>> start Input

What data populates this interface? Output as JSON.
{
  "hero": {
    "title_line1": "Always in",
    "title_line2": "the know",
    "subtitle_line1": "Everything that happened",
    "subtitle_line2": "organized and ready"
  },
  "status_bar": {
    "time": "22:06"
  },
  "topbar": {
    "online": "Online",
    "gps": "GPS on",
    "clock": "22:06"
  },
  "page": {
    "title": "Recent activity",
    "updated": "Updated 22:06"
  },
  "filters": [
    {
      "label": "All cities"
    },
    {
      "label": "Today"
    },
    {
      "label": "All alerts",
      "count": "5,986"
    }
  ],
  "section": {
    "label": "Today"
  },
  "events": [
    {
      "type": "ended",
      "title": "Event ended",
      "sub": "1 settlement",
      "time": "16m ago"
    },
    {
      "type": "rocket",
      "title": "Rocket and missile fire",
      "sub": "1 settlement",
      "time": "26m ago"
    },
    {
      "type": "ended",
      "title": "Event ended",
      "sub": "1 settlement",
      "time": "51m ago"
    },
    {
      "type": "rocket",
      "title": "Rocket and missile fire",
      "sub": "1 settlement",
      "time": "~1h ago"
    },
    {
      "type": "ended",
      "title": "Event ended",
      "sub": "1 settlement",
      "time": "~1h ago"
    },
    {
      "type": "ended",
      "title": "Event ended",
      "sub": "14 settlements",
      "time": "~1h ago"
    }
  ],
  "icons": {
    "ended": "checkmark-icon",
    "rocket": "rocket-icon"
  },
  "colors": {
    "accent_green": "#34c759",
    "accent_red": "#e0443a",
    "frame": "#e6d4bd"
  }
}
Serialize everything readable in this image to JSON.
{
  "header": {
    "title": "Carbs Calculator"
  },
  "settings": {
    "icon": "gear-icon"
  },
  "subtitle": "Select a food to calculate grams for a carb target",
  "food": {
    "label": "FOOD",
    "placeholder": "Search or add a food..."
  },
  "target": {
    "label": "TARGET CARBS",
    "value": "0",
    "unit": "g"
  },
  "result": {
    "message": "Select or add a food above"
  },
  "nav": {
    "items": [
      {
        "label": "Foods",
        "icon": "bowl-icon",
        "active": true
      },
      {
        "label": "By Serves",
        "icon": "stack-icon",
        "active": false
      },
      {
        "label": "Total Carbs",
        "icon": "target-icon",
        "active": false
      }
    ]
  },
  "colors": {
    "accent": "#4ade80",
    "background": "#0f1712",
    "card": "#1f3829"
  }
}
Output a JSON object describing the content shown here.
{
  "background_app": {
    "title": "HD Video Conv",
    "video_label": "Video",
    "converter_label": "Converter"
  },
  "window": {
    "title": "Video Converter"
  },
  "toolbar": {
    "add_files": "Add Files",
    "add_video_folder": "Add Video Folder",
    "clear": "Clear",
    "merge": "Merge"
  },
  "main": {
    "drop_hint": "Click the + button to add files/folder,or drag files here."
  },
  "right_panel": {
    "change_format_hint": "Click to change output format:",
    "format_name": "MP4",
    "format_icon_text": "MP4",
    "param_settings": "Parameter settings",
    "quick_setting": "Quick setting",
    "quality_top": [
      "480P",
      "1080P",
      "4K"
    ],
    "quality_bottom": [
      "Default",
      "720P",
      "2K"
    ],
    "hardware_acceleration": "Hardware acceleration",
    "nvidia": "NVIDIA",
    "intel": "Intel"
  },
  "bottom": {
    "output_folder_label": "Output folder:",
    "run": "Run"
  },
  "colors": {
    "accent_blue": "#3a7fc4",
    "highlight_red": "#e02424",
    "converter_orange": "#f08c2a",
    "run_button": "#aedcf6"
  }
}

>> end Input

**Task details:**
Go through the records above and copy every line with the word "Select".

**Task answer:**
  "subtitle": "Select a food to calculate grams for a carb target",
    "message": "Select or add a food above"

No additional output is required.